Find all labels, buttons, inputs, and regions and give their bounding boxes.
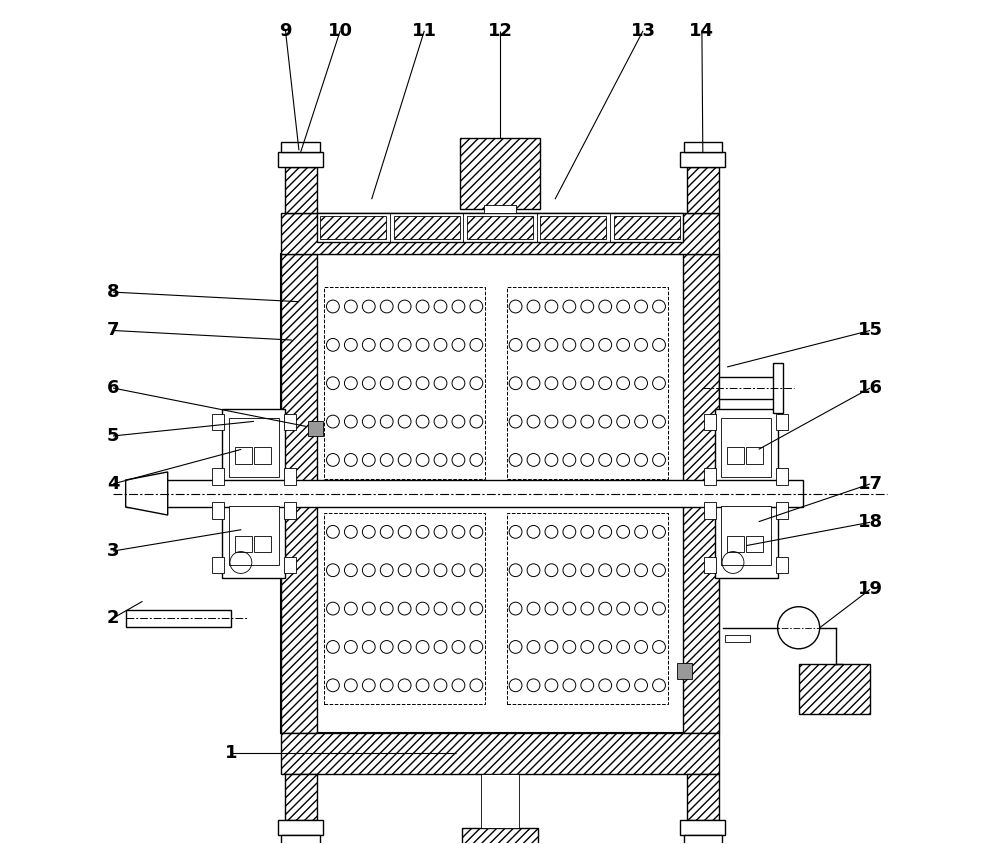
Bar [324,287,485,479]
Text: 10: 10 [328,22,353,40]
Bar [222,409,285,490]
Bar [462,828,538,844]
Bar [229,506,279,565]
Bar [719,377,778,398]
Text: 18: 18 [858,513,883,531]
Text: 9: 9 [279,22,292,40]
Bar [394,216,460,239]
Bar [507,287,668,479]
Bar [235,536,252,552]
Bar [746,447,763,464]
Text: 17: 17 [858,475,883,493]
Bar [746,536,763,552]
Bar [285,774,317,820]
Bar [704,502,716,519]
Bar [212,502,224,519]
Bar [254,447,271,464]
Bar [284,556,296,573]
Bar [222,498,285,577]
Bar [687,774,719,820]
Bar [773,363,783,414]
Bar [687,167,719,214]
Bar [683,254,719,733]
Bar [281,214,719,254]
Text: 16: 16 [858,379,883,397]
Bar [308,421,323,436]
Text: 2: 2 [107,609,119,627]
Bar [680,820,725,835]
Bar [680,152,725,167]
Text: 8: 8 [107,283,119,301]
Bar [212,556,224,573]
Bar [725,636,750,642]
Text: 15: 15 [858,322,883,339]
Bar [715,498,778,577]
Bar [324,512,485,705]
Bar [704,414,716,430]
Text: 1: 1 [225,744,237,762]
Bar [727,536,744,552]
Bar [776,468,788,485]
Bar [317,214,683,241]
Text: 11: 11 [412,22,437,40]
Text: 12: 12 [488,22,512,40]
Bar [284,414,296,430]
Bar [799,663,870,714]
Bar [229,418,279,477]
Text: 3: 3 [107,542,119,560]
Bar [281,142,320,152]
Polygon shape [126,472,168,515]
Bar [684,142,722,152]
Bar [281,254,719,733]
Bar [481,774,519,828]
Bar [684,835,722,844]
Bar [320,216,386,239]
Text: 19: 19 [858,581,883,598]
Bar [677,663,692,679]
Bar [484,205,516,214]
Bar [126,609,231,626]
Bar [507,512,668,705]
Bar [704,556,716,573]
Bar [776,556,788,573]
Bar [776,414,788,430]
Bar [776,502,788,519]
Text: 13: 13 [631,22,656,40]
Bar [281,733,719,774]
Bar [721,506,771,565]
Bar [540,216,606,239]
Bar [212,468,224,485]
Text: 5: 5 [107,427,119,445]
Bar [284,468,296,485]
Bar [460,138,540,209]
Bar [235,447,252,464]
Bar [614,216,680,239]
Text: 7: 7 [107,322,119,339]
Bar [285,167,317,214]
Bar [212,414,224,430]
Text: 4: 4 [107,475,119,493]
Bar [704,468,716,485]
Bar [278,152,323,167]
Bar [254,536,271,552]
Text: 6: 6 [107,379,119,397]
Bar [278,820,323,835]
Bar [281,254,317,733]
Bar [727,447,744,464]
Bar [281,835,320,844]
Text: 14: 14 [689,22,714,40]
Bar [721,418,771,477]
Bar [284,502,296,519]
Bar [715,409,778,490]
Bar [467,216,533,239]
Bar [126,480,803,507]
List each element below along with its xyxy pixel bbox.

****************************************

Return the lines between the one holding "Bar [324,287,485,479]" and the one holding "Bar [212,502,224,519]", both included, exactly as they appear in the records.

→ **RESULT OF THE TASK**
Bar [324,287,485,479]
Text: 10: 10 [328,22,353,40]
Bar [222,409,285,490]
Bar [462,828,538,844]
Bar [229,506,279,565]
Bar [719,377,778,398]
Text: 18: 18 [858,513,883,531]
Text: 9: 9 [279,22,292,40]
Bar [394,216,460,239]
Bar [507,287,668,479]
Bar [235,536,252,552]
Bar [746,447,763,464]
Text: 17: 17 [858,475,883,493]
Bar [746,536,763,552]
Bar [285,774,317,820]
Bar [704,502,716,519]
Bar [212,502,224,519]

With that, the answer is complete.